## Exercício breve
Indique se cada afirmação concorda com o texto sobre os discípulos de Emaús, respondendo sim ou não e citando exatamente as palavras do texto que o decidem: (a) Ao deixarem Jerusalém, os discípulos percorreram cerca de 11 quilómetros. (b) Na viagem de regresso, os discípulos veem o Senhor a caminhar ao lado deles. (c) A viagem de ida fez-se com grande parte do percurso em subida.

## Secção de texto

------------------------------------------------------------------------

Disse-o o Papa Francisco antes da oração mariana
do Regina Caeli no dia 26 de abril, a
partir da Biblioteca do Palácio Apostólico, comentando o Evangelho do 3.º
domingo de Páscoa no Ano A (Lc 24,13-35),
que nos relata a aparição de Jesus ressuscitado aos discípulos que iam a
caminho de Emaús, deixando Jerusalém e percorrendo cerca de 11 quilómetros,
desiludidos do seguimento que tinham feito do seu Mestre e dispostos a refazer
a vida de outro modo.
Vinca o Santo Padre que se trata de “uma história que começa e acaba a
caminho”. É a história de
duas caminhadas em sentido inverso. É a história de “uma viagem feita de dia”, embora
ao entardecer, “com grande parte do percurso em declive”, e a da “viagem de
regresso, (…) mas percorrida ao cair da noite, com parte do caminho em subida,
após o cansaço da viagem de ida e o dia inteiro”. A primeira fica
para sempre conotada com a tristeza por terem os caminheiros de se remeter aos
seus critérios de humanos; a segunda fica marcada pela alegria e pelo afã de
comunicarem a boa nova aos seus companheiros do seguimento do Messias. Na
primeira, o Senhor caminha ao lado deles, mas não O reconhecem, ofuscados que
estão pelo desânimo e desalento; na segunda, não O veem, mas sentem-No próximo
e correm a levar aos outros a boa notícia do encontro com Jesus Ressuscitado.
Os dois
caminhos daqueles discípulos dizem-nos a nós, discípulos de Jesus hoje,
que a vida nos oferece dois rumos opostos, na esteira do Salmo 1: o caminho de
quem “se deixa paralisar pelas desilusões da vida e vai em frente com tristeza”;
e o “de quem não se coloca em primeiro lugar a si próprio e aos seus problemas,
mas Jesus, que nos visita, e os irmãos, que esperam a sua visita”, os irmãos
que esperam o nosso cuidado deles. E é claro: torna-se decisivo deixar de
orbitar em torno de si próprio e das desilusões do passado – a que somos tantas
vezes tentados; e olhar “para a maior e mais verdadeira realidade da vida: Jesus
está vivo, Jesus ama-me”.

------------------------------------------------------------------------

## Registos guardados
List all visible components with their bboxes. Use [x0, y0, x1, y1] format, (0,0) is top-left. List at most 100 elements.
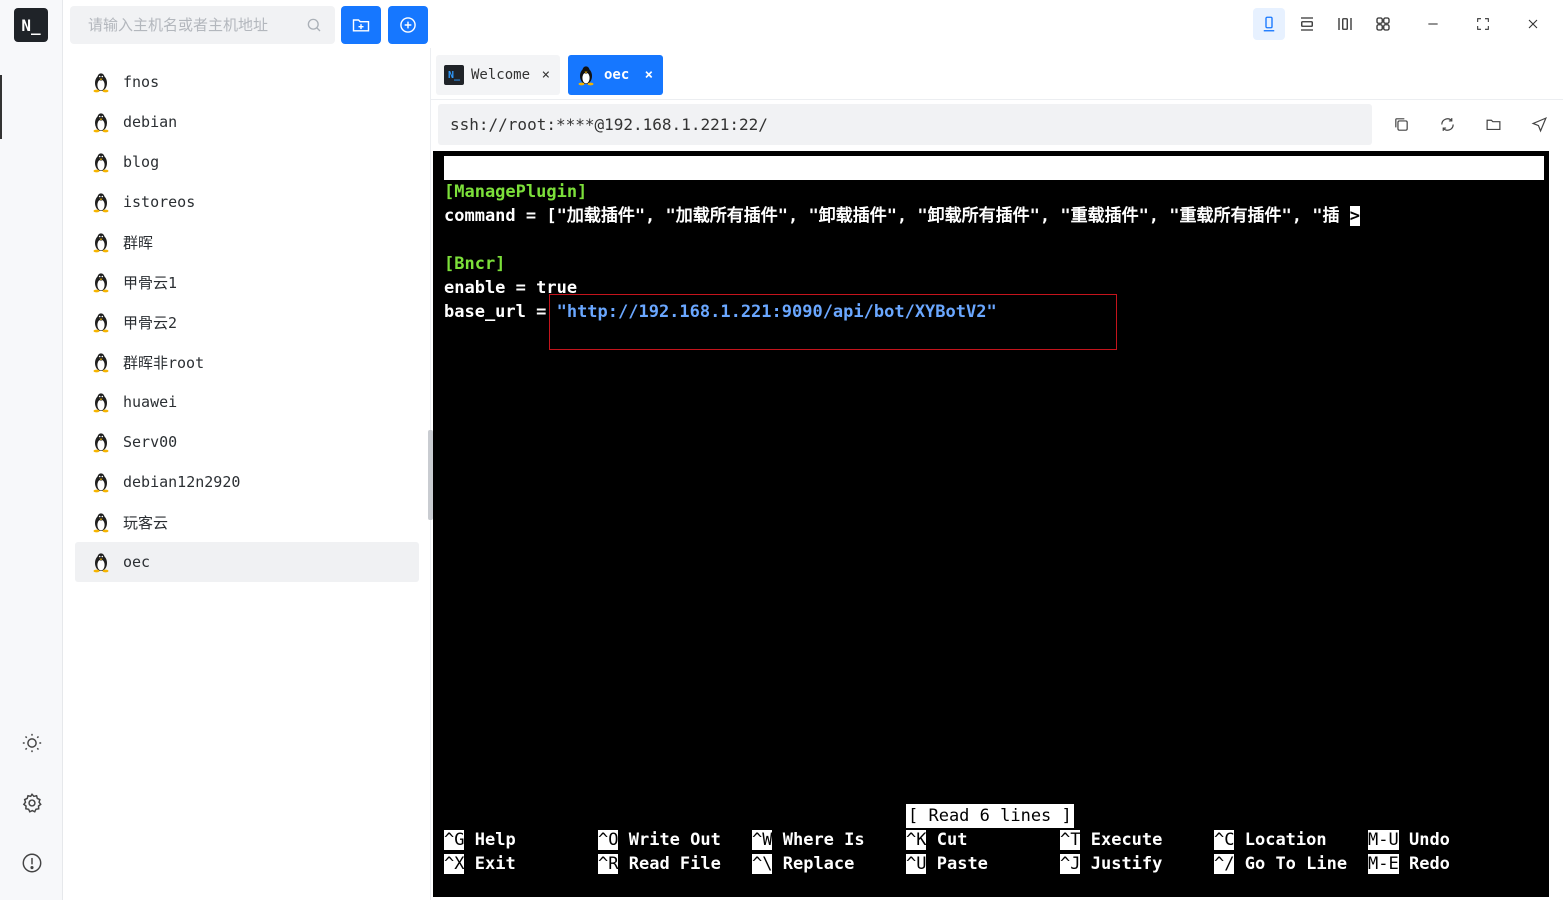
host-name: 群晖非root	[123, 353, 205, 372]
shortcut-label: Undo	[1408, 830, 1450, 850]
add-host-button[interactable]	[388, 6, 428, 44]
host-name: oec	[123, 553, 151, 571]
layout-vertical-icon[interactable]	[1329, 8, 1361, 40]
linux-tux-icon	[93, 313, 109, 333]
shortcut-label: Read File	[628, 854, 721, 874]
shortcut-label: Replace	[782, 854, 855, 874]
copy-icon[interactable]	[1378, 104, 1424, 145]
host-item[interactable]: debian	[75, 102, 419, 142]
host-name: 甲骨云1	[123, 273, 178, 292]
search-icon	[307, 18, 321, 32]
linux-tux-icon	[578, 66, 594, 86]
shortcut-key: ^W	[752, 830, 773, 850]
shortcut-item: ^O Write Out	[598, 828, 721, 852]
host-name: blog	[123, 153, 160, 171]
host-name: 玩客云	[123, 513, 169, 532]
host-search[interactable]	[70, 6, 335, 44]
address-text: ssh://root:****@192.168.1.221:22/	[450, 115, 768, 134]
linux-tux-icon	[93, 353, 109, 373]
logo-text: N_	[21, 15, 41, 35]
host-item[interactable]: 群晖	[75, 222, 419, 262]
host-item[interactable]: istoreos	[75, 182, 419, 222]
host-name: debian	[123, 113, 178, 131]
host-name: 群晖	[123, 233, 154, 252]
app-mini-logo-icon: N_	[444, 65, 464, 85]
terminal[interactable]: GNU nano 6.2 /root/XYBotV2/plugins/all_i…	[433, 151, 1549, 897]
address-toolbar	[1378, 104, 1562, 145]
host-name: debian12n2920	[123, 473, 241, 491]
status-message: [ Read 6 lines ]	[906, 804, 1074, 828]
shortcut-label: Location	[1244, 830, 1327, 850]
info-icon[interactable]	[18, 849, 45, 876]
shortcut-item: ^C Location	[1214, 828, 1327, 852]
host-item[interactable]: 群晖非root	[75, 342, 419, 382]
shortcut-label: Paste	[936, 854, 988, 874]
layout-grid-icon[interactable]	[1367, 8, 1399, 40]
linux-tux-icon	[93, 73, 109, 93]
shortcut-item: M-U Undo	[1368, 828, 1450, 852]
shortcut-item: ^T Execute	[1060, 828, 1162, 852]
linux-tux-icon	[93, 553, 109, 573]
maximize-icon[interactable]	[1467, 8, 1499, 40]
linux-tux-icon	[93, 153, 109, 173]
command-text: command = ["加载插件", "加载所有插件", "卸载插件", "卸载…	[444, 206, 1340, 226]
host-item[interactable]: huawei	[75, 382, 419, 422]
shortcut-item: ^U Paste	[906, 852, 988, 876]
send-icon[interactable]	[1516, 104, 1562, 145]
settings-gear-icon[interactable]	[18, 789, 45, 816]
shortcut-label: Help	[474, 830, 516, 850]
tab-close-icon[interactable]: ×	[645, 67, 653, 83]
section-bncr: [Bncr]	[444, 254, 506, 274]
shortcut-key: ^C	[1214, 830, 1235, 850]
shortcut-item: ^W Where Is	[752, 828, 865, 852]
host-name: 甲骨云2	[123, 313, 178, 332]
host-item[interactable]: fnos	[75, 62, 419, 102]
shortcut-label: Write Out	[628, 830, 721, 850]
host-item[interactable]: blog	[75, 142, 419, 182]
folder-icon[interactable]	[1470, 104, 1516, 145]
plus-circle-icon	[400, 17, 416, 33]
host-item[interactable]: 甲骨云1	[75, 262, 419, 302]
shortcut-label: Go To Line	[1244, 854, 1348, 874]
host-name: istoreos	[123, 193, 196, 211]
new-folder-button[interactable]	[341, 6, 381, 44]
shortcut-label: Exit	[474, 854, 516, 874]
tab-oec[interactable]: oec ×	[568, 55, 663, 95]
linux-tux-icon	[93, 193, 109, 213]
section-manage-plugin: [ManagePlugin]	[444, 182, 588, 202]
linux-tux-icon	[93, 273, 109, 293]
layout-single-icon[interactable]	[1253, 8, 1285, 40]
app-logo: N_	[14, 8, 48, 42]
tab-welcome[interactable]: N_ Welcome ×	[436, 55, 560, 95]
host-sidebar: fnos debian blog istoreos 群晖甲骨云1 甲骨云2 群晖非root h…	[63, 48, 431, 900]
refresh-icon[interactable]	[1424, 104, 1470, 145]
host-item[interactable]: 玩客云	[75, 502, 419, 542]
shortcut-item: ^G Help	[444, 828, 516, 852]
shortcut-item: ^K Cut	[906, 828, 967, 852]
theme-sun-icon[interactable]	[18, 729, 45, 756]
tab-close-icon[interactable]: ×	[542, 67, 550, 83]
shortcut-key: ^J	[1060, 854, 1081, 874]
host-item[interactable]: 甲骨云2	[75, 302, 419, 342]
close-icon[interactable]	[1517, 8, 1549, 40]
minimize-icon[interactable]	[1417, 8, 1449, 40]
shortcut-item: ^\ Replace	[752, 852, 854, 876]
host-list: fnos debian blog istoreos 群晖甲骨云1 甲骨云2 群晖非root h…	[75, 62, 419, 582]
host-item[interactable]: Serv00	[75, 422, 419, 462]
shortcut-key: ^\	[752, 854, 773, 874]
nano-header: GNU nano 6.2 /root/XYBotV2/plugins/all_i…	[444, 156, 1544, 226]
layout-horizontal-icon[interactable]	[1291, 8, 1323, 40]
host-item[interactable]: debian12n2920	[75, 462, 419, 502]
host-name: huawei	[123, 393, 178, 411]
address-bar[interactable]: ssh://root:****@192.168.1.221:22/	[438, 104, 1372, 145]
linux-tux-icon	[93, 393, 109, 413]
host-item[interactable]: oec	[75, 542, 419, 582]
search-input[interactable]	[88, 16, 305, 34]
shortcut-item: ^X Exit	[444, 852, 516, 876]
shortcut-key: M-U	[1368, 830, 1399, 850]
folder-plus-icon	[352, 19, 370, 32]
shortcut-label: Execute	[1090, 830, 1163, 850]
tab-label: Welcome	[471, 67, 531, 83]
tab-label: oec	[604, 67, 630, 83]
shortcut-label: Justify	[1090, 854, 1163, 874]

------------------------------------------------------------------------

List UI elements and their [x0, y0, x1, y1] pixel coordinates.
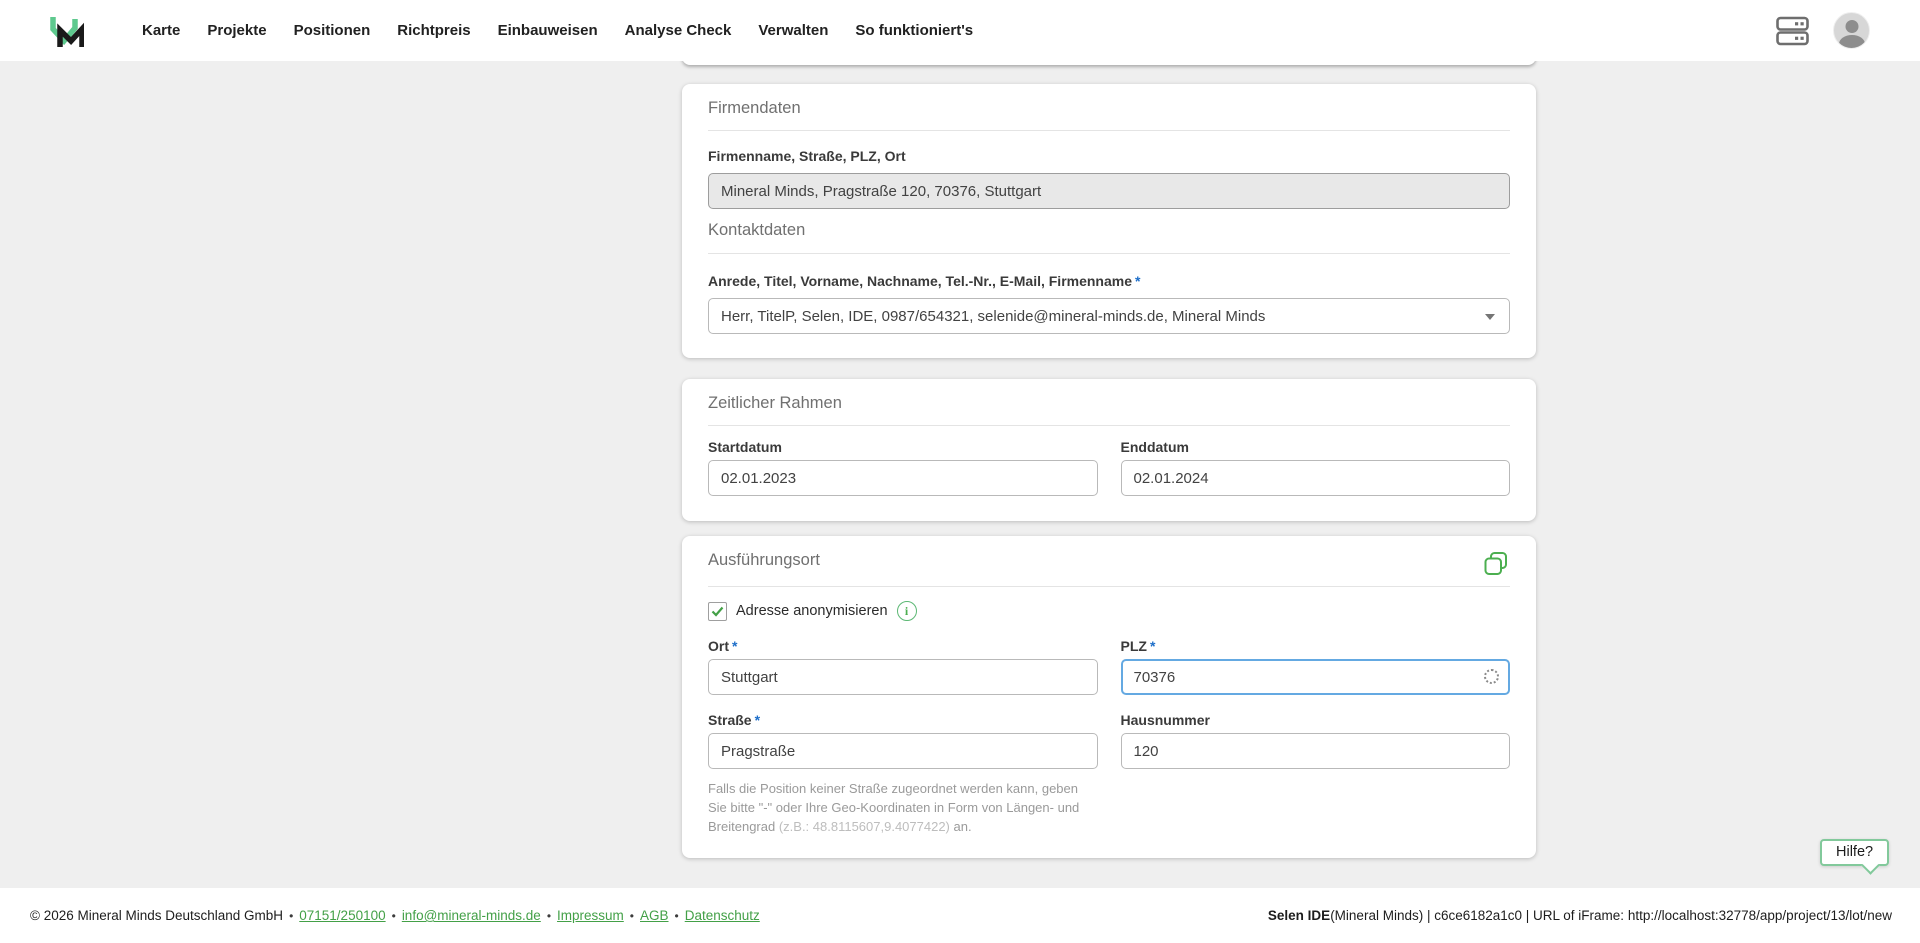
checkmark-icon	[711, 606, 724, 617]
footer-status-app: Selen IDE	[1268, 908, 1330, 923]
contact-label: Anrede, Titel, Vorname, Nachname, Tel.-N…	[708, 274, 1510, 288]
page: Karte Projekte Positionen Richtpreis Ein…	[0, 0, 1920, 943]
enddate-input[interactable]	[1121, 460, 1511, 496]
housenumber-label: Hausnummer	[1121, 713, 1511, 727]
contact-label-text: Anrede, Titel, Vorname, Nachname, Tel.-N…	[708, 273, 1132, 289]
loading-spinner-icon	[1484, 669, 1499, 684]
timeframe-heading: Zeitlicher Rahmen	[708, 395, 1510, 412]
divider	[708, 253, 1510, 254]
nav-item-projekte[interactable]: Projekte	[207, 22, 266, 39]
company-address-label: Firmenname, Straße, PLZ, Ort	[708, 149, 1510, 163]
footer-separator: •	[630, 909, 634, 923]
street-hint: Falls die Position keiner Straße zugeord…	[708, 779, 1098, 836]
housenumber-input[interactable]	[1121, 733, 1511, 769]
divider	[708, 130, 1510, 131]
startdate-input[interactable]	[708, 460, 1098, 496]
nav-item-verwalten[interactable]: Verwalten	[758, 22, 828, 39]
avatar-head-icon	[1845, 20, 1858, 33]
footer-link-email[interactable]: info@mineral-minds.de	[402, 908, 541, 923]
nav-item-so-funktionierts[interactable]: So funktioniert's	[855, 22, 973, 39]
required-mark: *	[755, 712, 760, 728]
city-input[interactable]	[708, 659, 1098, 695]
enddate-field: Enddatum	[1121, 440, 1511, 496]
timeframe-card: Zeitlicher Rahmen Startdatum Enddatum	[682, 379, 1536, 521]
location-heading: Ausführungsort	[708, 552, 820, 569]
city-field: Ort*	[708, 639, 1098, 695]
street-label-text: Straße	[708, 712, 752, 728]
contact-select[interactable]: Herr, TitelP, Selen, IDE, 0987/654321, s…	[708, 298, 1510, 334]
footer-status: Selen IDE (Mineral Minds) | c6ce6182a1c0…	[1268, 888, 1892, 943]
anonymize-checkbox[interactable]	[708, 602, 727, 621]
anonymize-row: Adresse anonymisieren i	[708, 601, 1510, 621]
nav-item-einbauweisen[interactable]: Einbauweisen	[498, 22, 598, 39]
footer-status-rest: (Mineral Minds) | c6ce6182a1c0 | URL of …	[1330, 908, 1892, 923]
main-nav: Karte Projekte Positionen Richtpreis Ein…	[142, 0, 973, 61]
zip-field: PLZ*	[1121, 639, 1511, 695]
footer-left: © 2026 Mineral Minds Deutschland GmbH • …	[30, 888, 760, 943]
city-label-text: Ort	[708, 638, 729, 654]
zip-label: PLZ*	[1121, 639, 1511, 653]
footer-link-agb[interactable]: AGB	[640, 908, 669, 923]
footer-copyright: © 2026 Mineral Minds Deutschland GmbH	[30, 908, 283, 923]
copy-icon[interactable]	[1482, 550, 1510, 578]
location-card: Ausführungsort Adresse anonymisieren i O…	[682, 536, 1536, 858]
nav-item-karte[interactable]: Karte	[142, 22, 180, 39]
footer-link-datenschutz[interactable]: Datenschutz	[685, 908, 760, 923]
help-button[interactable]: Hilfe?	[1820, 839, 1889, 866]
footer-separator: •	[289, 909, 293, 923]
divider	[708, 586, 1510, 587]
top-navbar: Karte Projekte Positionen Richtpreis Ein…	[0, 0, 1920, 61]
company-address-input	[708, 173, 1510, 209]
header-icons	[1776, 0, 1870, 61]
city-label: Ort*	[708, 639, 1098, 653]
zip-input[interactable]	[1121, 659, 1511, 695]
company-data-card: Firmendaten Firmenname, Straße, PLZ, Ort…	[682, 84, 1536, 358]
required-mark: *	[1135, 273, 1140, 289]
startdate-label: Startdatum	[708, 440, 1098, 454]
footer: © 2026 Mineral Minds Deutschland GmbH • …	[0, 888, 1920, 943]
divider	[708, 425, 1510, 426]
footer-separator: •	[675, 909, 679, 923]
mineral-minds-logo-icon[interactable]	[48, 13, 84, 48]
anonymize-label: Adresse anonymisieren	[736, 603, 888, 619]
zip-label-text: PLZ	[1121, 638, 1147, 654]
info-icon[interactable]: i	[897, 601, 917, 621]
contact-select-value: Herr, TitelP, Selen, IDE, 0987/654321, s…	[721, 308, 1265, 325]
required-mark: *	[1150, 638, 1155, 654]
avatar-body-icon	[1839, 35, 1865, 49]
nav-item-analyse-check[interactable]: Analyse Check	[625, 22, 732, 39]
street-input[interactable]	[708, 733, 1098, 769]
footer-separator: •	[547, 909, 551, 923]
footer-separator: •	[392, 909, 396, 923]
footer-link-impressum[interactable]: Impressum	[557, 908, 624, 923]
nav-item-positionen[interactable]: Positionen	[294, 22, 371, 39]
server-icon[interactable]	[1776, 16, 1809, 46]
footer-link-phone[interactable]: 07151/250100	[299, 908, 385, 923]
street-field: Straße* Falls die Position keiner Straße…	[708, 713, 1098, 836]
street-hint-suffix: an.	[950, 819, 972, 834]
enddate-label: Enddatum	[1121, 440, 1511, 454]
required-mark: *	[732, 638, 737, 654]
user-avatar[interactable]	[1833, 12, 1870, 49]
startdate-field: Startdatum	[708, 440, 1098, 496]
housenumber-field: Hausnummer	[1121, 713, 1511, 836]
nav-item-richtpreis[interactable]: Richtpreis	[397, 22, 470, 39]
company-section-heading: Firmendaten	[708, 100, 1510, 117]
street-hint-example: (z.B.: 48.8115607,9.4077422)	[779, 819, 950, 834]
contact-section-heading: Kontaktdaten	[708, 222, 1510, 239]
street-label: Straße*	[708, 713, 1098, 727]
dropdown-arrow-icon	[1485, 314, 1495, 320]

------------------------------------------------------------------------

## Resposta esperada
(a) Sim: "deixando Jerusalém e percorrendo cerca de 11 quilómetros".
(b) Não: "na segunda, não O veem, mas sentem-No próximo".
(c) Não: "com grande parte do percurso em declive".